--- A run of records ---
□ □ □ □ □

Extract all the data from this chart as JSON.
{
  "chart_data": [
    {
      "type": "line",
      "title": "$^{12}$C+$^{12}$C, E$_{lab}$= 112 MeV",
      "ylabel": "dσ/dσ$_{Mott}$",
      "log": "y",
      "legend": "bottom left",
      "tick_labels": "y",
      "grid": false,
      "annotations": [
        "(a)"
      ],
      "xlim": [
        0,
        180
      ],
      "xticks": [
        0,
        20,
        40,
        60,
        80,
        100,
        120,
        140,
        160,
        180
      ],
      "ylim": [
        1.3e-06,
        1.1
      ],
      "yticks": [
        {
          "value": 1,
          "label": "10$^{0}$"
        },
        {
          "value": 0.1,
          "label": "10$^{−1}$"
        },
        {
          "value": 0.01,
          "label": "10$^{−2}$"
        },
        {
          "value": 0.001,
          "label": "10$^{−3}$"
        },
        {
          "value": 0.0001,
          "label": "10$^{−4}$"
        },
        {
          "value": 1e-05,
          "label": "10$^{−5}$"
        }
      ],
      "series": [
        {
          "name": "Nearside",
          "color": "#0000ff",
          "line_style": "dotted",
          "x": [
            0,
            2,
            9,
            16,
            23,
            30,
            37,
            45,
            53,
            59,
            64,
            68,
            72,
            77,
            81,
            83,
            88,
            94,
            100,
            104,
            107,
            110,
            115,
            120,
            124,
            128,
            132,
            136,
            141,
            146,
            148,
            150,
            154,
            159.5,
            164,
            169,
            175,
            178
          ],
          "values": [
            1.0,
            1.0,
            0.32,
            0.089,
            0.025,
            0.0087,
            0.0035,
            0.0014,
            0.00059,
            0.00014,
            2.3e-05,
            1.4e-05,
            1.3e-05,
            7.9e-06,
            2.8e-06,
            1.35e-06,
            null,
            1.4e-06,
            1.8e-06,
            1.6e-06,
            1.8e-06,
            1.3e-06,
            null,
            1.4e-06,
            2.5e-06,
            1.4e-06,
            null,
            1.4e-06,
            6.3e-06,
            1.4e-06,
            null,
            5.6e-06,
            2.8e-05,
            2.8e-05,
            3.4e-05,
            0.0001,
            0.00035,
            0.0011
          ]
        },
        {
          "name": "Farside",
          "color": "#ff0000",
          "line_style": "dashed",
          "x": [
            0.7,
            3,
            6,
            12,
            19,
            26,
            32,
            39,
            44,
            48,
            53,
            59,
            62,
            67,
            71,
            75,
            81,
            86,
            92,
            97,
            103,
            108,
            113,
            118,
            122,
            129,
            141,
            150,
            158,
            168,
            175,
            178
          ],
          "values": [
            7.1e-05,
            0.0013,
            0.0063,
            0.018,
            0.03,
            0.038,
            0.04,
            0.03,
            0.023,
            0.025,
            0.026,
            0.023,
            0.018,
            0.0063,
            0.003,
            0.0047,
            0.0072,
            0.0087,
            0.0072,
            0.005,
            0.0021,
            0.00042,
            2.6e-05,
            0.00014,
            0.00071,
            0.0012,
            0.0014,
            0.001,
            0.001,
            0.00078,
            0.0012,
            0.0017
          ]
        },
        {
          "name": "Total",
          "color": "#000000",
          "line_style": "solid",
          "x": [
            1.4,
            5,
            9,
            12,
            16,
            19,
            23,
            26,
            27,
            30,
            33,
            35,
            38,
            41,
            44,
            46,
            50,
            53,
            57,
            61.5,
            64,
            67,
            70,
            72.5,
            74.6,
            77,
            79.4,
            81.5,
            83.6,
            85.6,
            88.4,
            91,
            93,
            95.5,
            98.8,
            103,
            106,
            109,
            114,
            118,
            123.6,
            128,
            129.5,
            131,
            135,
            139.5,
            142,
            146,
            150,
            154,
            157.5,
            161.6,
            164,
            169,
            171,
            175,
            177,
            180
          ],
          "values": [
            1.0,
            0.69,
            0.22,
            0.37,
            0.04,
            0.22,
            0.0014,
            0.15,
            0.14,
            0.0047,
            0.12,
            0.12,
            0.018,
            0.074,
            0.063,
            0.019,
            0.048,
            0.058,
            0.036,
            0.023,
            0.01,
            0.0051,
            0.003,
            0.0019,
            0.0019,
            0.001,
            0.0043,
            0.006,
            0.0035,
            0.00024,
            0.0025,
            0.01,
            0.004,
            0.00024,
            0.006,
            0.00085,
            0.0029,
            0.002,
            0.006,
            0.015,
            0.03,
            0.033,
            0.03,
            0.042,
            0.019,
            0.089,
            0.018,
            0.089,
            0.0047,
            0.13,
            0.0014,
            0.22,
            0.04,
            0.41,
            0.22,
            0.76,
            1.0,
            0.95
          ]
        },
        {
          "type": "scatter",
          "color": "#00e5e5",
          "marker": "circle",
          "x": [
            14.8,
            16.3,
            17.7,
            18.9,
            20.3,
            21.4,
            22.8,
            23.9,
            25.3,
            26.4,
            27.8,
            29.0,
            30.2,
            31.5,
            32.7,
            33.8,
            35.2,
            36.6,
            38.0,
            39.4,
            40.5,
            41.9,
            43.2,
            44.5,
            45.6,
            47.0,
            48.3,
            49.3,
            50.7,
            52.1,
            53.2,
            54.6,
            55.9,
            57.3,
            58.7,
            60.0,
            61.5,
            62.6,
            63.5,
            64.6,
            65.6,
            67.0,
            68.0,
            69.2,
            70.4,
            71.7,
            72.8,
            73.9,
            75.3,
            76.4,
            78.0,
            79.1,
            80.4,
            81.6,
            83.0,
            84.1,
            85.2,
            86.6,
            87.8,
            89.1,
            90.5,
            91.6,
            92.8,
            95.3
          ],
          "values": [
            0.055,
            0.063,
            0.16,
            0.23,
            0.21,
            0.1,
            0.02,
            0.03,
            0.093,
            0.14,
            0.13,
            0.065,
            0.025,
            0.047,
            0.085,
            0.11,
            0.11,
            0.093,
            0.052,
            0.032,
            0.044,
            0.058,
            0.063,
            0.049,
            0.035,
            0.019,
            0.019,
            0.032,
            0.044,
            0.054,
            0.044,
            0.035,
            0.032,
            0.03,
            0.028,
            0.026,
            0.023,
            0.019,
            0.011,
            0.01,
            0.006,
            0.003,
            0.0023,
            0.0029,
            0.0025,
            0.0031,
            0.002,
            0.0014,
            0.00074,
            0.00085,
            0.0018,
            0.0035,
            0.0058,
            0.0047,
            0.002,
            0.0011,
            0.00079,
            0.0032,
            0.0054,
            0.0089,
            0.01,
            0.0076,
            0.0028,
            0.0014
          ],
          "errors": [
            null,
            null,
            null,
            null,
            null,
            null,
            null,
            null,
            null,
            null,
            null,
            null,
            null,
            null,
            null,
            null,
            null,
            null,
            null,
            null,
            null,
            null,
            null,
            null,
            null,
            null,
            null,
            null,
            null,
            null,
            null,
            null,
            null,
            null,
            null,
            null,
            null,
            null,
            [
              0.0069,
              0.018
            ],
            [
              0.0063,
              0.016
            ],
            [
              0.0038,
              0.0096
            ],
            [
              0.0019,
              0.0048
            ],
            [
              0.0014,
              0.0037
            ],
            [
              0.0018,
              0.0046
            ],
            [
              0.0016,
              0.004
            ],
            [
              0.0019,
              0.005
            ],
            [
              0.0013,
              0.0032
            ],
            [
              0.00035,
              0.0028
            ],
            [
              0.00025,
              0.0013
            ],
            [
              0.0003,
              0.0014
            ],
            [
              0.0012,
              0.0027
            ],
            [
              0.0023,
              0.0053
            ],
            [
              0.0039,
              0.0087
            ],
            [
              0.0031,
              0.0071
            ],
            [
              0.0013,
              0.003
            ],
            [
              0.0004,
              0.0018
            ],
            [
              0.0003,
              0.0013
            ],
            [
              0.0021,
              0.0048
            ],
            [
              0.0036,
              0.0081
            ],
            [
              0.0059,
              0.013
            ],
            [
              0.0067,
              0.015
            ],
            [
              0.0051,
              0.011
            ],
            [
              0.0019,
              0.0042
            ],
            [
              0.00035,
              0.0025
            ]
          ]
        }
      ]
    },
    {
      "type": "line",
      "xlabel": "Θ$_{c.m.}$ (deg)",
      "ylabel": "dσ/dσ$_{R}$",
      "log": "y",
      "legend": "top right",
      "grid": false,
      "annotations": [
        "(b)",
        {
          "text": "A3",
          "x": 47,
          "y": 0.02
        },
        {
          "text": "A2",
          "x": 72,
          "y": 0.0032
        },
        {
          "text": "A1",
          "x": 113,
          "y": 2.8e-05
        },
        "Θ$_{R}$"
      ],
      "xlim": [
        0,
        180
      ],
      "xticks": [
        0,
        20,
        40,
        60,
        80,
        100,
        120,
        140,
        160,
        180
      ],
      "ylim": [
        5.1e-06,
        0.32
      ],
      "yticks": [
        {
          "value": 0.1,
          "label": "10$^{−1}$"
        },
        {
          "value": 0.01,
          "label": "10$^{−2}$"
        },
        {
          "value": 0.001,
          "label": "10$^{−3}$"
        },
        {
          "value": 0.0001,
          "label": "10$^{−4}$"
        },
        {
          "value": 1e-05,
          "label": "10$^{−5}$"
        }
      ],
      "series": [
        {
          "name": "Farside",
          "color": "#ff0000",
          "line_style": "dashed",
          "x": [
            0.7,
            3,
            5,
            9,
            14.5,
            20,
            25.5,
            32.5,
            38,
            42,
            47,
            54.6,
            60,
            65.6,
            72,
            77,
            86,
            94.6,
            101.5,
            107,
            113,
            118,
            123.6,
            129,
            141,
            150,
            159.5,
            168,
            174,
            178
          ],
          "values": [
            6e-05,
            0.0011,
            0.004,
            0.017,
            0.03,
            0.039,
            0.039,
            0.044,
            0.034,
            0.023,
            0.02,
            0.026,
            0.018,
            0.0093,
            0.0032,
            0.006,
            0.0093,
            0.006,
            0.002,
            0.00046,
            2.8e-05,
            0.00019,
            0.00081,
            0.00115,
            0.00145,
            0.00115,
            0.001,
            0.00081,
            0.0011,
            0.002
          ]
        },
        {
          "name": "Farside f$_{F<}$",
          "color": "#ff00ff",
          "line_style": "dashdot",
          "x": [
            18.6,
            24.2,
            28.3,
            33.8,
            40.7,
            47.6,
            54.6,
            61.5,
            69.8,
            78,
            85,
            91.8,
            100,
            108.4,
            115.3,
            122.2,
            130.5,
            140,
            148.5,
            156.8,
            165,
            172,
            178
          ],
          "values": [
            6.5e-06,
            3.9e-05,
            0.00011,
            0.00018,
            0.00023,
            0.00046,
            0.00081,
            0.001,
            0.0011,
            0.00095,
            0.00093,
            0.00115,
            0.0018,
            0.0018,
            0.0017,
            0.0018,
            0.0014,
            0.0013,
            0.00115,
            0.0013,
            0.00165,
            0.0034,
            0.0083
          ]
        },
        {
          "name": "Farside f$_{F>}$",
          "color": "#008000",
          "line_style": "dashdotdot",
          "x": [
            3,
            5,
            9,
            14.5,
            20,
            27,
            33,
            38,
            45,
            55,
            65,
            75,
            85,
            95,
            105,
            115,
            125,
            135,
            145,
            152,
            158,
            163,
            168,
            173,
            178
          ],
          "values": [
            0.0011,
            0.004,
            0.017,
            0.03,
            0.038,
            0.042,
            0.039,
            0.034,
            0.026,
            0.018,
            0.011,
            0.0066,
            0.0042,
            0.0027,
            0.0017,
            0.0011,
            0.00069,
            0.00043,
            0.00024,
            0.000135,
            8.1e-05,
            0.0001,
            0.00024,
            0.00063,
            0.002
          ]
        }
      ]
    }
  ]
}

□ □ □ □ □

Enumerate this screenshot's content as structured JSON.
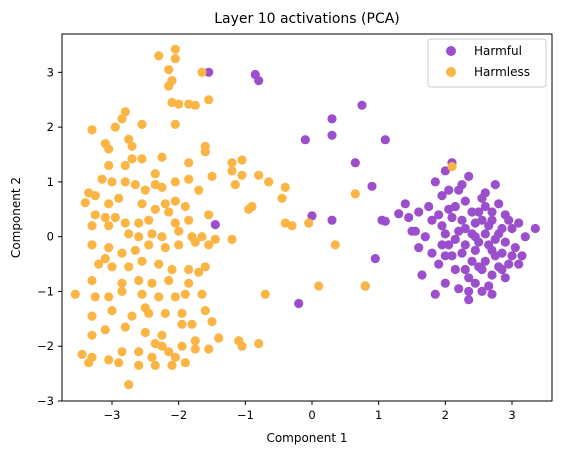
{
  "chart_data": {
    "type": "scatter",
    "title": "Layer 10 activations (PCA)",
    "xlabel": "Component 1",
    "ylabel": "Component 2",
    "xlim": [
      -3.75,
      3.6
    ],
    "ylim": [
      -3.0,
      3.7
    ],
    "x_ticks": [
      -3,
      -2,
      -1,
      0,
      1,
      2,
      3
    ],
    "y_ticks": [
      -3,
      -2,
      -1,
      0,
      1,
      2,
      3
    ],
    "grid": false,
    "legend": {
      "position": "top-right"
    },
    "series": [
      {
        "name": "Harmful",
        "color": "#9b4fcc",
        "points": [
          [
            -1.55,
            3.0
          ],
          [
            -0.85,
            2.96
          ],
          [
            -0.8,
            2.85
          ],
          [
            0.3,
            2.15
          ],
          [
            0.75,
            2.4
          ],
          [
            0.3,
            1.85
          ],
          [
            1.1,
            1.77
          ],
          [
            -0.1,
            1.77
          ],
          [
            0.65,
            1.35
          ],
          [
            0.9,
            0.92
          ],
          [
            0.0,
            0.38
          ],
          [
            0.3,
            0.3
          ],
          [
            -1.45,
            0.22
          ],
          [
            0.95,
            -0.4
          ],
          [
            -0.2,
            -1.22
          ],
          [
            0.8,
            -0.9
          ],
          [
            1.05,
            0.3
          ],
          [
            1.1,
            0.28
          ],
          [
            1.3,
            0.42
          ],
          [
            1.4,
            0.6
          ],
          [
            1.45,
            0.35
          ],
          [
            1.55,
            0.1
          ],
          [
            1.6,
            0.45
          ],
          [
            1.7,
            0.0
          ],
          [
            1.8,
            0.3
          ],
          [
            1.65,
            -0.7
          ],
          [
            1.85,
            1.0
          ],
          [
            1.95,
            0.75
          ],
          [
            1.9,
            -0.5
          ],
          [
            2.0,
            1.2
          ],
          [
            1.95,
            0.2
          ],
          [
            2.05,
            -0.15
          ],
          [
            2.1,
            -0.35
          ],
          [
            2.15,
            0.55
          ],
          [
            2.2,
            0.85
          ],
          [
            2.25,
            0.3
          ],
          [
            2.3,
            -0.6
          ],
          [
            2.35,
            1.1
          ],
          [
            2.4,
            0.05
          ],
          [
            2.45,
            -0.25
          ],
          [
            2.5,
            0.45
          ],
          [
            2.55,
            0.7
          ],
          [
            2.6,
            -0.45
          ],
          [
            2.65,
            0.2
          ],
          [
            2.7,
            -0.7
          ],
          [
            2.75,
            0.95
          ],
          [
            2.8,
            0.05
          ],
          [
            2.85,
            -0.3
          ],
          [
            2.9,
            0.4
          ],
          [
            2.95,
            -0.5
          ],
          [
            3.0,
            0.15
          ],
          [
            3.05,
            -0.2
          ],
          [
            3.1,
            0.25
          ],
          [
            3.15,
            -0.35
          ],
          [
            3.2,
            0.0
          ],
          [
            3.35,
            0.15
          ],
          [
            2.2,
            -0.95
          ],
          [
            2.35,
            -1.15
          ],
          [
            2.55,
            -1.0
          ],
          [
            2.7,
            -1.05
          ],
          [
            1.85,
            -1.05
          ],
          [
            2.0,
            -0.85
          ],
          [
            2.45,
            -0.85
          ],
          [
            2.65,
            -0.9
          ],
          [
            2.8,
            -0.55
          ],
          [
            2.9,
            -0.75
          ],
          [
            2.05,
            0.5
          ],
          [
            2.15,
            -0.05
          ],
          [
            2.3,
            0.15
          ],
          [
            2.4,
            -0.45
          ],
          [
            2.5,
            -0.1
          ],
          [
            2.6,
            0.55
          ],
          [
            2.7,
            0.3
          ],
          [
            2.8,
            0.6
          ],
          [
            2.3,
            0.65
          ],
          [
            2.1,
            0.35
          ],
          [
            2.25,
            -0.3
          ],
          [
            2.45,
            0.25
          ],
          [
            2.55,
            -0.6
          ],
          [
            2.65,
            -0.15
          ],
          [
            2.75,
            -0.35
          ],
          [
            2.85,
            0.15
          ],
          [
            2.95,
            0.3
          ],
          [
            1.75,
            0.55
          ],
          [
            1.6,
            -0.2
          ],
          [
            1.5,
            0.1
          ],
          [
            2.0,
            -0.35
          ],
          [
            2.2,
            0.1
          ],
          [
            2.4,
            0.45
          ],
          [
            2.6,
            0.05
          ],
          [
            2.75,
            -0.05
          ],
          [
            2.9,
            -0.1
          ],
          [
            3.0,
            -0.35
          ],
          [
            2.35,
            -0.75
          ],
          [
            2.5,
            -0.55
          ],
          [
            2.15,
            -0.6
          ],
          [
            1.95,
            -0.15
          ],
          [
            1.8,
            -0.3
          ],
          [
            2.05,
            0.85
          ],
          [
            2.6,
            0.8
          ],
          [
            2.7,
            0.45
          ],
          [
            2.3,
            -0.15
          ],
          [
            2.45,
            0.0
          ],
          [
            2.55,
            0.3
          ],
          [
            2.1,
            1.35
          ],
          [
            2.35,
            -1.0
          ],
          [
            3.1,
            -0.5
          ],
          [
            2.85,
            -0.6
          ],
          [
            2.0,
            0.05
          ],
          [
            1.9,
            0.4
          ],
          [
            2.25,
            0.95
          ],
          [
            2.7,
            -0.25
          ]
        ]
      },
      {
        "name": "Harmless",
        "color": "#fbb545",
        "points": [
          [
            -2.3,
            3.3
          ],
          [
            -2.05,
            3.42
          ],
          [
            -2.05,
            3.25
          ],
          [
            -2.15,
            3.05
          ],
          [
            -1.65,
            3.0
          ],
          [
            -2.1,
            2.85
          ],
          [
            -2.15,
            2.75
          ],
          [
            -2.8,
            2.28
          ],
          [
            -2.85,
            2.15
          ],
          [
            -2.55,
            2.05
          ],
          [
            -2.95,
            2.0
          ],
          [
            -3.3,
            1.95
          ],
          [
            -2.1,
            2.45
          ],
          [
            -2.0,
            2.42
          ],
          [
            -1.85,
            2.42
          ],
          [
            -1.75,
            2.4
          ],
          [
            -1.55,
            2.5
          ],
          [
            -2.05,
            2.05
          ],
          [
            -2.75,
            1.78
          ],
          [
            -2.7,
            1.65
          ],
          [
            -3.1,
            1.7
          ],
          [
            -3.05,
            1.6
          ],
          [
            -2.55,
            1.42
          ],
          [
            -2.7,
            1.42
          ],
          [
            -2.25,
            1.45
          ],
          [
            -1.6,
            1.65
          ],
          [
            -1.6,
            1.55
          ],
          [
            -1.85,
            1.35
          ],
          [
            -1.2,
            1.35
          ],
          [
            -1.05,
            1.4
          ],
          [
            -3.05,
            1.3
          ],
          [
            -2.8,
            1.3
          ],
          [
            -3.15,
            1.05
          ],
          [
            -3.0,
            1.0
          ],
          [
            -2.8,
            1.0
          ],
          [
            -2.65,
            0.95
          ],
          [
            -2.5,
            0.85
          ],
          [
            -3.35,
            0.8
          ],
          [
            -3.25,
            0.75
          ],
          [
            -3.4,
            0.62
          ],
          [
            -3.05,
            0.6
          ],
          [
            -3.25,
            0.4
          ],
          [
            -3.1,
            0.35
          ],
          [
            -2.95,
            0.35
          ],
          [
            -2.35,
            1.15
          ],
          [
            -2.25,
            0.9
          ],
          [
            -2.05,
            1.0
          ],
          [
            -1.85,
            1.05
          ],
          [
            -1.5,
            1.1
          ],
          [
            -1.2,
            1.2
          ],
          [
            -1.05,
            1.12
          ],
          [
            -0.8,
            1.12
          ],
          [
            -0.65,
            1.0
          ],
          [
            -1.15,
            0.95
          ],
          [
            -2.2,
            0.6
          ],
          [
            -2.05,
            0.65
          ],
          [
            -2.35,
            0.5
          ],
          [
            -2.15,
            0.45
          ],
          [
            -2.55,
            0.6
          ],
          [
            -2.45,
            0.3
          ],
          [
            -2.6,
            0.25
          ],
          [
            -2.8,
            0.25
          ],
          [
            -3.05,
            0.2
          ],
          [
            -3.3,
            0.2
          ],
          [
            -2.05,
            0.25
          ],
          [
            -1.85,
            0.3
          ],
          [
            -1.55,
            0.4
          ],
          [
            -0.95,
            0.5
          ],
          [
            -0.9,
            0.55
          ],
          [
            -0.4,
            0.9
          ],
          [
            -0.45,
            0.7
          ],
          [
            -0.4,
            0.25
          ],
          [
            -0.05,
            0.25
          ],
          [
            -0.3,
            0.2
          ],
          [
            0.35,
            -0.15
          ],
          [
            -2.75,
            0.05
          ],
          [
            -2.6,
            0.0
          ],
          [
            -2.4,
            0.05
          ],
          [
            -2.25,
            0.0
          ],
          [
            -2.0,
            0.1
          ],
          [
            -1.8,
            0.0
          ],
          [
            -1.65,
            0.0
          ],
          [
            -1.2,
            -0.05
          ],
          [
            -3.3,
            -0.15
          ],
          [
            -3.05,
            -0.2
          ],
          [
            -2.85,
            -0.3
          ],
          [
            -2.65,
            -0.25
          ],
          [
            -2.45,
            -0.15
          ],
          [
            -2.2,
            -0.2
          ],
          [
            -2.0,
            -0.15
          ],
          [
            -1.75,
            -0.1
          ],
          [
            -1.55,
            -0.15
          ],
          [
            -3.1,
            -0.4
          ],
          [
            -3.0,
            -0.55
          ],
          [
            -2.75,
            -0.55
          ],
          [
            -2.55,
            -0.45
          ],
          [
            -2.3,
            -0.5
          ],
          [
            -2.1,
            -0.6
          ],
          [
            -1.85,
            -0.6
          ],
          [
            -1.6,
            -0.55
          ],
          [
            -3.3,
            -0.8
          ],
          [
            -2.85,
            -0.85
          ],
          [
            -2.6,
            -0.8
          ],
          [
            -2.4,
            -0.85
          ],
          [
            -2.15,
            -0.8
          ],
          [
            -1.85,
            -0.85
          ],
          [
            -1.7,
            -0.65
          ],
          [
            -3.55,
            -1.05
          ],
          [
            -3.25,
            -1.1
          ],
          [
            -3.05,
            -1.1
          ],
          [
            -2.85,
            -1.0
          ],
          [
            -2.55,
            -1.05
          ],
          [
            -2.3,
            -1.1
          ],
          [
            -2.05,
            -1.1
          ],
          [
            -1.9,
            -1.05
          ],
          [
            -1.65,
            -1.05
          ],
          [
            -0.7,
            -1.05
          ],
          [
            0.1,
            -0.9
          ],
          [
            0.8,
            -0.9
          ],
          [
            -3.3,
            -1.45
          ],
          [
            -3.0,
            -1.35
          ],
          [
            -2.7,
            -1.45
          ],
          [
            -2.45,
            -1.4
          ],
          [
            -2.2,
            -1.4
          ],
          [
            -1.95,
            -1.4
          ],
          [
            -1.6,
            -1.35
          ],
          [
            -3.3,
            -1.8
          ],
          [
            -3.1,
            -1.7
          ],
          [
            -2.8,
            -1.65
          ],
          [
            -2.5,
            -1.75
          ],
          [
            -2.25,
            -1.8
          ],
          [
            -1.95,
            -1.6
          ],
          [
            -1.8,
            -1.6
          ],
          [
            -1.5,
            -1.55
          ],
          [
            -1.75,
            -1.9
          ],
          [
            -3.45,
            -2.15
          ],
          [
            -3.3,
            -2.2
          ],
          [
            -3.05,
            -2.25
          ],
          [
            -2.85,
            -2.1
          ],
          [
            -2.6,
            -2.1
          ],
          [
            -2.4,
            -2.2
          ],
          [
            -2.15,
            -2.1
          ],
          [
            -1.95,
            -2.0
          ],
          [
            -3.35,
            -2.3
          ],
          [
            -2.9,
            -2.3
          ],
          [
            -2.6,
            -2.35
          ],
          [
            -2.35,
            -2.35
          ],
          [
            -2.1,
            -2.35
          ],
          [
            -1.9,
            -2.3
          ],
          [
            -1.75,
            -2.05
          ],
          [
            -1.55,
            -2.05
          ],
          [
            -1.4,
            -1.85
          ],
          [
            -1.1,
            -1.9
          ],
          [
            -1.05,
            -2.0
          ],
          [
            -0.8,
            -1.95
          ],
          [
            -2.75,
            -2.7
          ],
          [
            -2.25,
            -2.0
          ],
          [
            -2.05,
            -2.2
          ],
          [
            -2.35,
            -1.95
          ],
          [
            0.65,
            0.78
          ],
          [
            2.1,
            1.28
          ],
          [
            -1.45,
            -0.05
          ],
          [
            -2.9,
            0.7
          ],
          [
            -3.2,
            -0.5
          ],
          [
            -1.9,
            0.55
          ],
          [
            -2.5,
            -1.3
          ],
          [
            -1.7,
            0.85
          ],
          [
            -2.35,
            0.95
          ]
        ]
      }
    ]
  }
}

□ □ □ □ □

Report all lines of the data that include the word "this".

--- THE OUTPUT ---
Extract all the data from this chart as JSON.
Enumerate this screenshot's content as structured JSON.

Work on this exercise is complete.